Task prompt
Nothing in the data may be changed; retype all of it.

Document page entries with text:
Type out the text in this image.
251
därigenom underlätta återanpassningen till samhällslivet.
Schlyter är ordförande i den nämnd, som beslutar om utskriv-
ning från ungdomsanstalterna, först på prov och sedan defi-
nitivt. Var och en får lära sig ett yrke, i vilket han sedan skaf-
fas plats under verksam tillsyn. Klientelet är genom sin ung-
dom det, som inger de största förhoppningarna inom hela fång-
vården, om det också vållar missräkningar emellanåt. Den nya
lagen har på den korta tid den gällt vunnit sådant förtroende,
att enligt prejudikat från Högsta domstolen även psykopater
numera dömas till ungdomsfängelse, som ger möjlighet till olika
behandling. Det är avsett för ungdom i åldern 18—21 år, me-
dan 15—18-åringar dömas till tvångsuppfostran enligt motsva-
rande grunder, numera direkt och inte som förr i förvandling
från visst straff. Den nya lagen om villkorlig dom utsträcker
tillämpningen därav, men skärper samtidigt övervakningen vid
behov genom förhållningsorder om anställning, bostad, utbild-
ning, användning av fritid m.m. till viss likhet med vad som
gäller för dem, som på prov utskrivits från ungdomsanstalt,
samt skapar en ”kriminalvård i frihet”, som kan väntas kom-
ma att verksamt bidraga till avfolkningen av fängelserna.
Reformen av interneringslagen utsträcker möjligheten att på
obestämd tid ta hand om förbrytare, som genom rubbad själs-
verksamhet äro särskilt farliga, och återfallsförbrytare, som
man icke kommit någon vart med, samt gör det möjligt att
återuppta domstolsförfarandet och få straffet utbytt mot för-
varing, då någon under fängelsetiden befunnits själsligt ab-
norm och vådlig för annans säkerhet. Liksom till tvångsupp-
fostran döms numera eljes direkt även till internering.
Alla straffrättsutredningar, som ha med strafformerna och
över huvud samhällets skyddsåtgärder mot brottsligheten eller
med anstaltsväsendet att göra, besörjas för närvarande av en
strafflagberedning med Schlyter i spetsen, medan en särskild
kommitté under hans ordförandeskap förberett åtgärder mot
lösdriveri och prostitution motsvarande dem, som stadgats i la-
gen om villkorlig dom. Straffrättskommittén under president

Response to the exercise
Type out the text in this image.
251
därigenom underlätta återanpassningen till samhällslivet.
Schlyter är ordförande i den nämnd, som beslutar om utskriv-
ning från ungdomsanstalterna, först på prov och sedan defi-
nitivt. Var och en får lära sig ett yrke, i vilket han sedan skaf-
fas plats under verksam tillsyn. Klientelet är genom sin ung-
dom det, som inger de största förhoppningarna inom hela fång-
vården, om det också vållar missräkningar emellanåt. Den nya
lagen har på den korta tid den gällt vunnit sådant förtroende,
att enligt prejudikat från Högsta domstolen även psykopater
numera dömas till ungdomsfängelse, som ger möjlighet till olika
behandling. Det är avsett för ungdom i åldern 18—21 år, me-
dan 15—18-åringar dömas till tvångsuppfostran enligt motsva-
rande grunder, numera direkt och inte som förr i förvandling
från visst straff. Den nya lagen om villkorlig dom utsträcker
tillämpningen därav, men skärper samtidigt övervakningen vid
behov genom förhållningsorder om anställning, bostad, utbild-
ning, användning av fritid m.m. till viss likhet med vad som
gäller för dem, som på prov utskrivits från ungdomsanstalt,
samt skapar en ”kriminalvård i frihet”, som kan väntas kom-
ma att verksamt bidraga till avfolkningen av fängelserna.
Reformen av interneringslagen utsträcker möjligheten att på
obestämd tid ta hand om förbrytare, som genom rubbad själs-
verksamhet äro särskilt farliga, och återfallsförbrytare, som
man icke kommit någon vart med, samt gör det möjligt att
återuppta domstolsförfarandet och få straffet utbytt mot för-
varing, då någon under fängelsetiden befunnits själsligt ab-
norm och vådlig för annans säkerhet. Liksom till tvångsupp-
fostran döms numera eljes direkt även till internering.
Alla straffrättsutredningar, som ha med strafformerna och
över huvud samhällets skyddsåtgärder mot brottsligheten eller
med anstaltsväsendet att göra, besörjas för närvarande av en
strafflagberedning med Schlyter i spetsen, medan en särskild
kommitté under hans ordförandeskap förberett åtgärder mot
lösdriveri och prostitution motsvarande dem, som stadgats i la-
gen om villkorlig dom. Straffrättskommittén under president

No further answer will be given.